**SET TASK:** Transcribe each record below word for word.

* Begin MATERIAL SHOWN *

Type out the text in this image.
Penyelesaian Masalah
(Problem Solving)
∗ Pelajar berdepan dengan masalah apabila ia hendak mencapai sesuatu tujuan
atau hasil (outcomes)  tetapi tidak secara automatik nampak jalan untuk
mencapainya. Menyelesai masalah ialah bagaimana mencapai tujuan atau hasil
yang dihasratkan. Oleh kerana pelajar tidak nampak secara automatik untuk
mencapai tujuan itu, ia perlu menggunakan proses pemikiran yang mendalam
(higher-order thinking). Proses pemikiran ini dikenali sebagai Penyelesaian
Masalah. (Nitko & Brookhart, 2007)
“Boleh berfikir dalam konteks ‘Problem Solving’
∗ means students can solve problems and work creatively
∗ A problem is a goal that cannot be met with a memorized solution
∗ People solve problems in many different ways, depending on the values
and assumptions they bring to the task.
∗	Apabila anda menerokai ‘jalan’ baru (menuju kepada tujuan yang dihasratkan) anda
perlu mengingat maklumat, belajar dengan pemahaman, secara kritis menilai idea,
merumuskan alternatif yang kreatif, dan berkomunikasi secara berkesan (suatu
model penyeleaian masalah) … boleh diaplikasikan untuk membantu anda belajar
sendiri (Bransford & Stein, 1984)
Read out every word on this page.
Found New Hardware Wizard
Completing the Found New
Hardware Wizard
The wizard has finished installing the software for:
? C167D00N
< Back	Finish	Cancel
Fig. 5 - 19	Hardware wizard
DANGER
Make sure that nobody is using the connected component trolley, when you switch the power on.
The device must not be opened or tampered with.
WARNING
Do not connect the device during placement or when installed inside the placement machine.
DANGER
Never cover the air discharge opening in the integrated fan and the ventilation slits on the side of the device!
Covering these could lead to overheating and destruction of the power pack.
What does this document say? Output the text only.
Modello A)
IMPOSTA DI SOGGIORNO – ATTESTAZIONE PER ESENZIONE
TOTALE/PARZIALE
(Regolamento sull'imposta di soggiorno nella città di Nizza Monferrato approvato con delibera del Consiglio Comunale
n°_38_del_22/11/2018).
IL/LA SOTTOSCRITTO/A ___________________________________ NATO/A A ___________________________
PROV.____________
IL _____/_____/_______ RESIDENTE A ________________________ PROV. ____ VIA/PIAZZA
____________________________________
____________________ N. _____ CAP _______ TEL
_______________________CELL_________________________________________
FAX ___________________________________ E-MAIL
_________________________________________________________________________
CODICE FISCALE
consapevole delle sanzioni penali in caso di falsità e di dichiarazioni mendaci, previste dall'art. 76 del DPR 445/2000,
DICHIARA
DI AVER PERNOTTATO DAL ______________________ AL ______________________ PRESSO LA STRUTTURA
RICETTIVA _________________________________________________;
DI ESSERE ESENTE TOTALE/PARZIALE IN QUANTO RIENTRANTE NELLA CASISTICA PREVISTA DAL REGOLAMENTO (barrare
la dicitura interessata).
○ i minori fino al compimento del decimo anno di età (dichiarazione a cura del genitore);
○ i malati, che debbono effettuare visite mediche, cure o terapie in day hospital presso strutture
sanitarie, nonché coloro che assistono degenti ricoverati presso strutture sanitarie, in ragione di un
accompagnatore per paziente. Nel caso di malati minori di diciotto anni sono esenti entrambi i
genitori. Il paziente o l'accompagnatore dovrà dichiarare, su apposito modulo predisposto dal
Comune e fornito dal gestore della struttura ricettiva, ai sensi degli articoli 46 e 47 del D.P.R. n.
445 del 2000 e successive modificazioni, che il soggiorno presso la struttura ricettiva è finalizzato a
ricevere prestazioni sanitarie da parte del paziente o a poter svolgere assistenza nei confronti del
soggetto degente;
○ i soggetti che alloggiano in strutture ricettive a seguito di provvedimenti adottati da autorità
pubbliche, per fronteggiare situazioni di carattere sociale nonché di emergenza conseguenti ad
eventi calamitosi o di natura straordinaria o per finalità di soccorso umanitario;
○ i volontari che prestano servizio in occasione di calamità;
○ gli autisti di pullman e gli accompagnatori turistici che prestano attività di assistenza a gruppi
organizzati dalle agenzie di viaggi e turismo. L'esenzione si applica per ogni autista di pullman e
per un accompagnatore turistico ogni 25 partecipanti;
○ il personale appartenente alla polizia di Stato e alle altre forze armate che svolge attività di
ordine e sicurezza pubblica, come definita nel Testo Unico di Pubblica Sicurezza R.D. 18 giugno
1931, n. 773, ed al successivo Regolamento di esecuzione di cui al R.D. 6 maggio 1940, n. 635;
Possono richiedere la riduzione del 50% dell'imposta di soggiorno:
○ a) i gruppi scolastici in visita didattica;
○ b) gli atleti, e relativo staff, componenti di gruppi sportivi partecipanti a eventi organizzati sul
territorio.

* End MATERIAL SHOWN *

**EXERCISE RESULT:**
Type out the text in this image.
Penyelesaian Masalah
(Problem Solving)
∗ Pelajar berdepan dengan masalah apabila ia hendak mencapai sesuatu tujuan
atau hasil (outcomes)  tetapi tidak secara automatik nampak jalan untuk
mencapainya. Menyelesai masalah ialah bagaimana mencapai tujuan atau hasil
yang dihasratkan. Oleh kerana pelajar tidak nampak secara automatik untuk
mencapai tujuan itu, ia perlu menggunakan proses pemikiran yang mendalam
(higher-order thinking). Proses pemikiran ini dikenali sebagai Penyelesaian
Masalah. (Nitko & Brookhart, 2007)
“Boleh berfikir dalam konteks ‘Problem Solving’
∗ means students can solve problems and work creatively
∗ A problem is a goal that cannot be met with a memorized solution
∗ People solve problems in many different ways, depending on the values
and assumptions they bring to the task.
∗	Apabila anda menerokai ‘jalan’ baru (menuju kepada tujuan yang dihasratkan) anda
perlu mengingat maklumat, belajar dengan pemahaman, secara kritis menilai idea,
merumuskan alternatif yang kreatif, dan berkomunikasi secara berkesan (suatu
model penyeleaian masalah) … boleh diaplikasikan untuk membantu anda belajar
sendiri (Bransford & Stein, 1984)
Read out every word on this page.
Found New Hardware Wizard
Completing the Found New
Hardware Wizard
The wizard has finished installing the software for:
? C167D00N
< Back	Finish	Cancel
Fig. 5 - 19	Hardware wizard
DANGER
Make sure that nobody is using the connected component trolley, when you switch the power on.
The device must not be opened or tampered with.
WARNING
Do not connect the device during placement or when installed inside the placement machine.
DANGER
Never cover the air discharge opening in the integrated fan and the ventilation slits on the side of the device!
Covering these could lead to overheating and destruction of the power pack.
What does this document say? Output the text only.
Modello A)
IMPOSTA DI SOGGIORNO – ATTESTAZIONE PER ESENZIONE
TOTALE/PARZIALE
(Regolamento sull'imposta di soggiorno nella città di Nizza Monferrato approvato con delibera del Consiglio Comunale
n°_38_del_22/11/2018).
IL/LA SOTTOSCRITTO/A ___________________________________ NATO/A A ___________________________
PROV.____________
IL _____/_____/_______ RESIDENTE A ________________________ PROV. ____ VIA/PIAZZA
____________________________________
____________________ N. _____ CAP _______ TEL
_______________________CELL_________________________________________
FAX ___________________________________ E-MAIL
_________________________________________________________________________
CODICE FISCALE
consapevole delle sanzioni penali in caso di falsità e di dichiarazioni mendaci, previste dall'art. 76 del DPR 445/2000,
DICHIARA
DI AVER PERNOTTATO DAL ______________________ AL ______________________ PRESSO LA STRUTTURA
RICETTIVA _________________________________________________;
DI ESSERE ESENTE TOTALE/PARZIALE IN QUANTO RIENTRANTE NELLA CASISTICA PREVISTA DAL REGOLAMENTO (barrare
la dicitura interessata).
○ i minori fino al compimento del decimo anno di età (dichiarazione a cura del genitore);
○ i malati, che debbono effettuare visite mediche, cure o terapie in day hospital presso strutture
sanitarie, nonché coloro che assistono degenti ricoverati presso strutture sanitarie, in ragione di un
accompagnatore per paziente. Nel caso di malati minori di diciotto anni sono esenti entrambi i
genitori. Il paziente o l'accompagnatore dovrà dichiarare, su apposito modulo predisposto dal
Comune e fornito dal gestore della struttura ricettiva, ai sensi degli articoli 46 e 47 del D.P.R. n.
445 del 2000 e successive modificazioni, che il soggiorno presso la struttura ricettiva è finalizzato a
ricevere prestazioni sanitarie da parte del paziente o a poter svolgere assistenza nei confronti del
soggetto degente;
○ i soggetti che alloggiano in strutture ricettive a seguito di provvedimenti adottati da autorità
pubbliche, per fronteggiare situazioni di carattere sociale nonché di emergenza conseguenti ad
eventi calamitosi o di natura straordinaria o per finalità di soccorso umanitario;
○ i volontari che prestano servizio in occasione di calamità;
○ gli autisti di pullman e gli accompagnatori turistici che prestano attività di assistenza a gruppi
organizzati dalle agenzie di viaggi e turismo. L'esenzione si applica per ogni autista di pullman e
per un accompagnatore turistico ogni 25 partecipanti;
○ il personale appartenente alla polizia di Stato e alle altre forze armate che svolge attività di
ordine e sicurezza pubblica, come definita nel Testo Unico di Pubblica Sicurezza R.D. 18 giugno
1931, n. 773, ed al successivo Regolamento di esecuzione di cui al R.D. 6 maggio 1940, n. 635;
Possono richiedere la riduzione del 50% dell'imposta di soggiorno:
○ a) i gruppi scolastici in visita didattica;
○ b) gli atleti, e relativo staff, componenti di gruppi sportivi partecipanti a eventi organizzati sul
territorio.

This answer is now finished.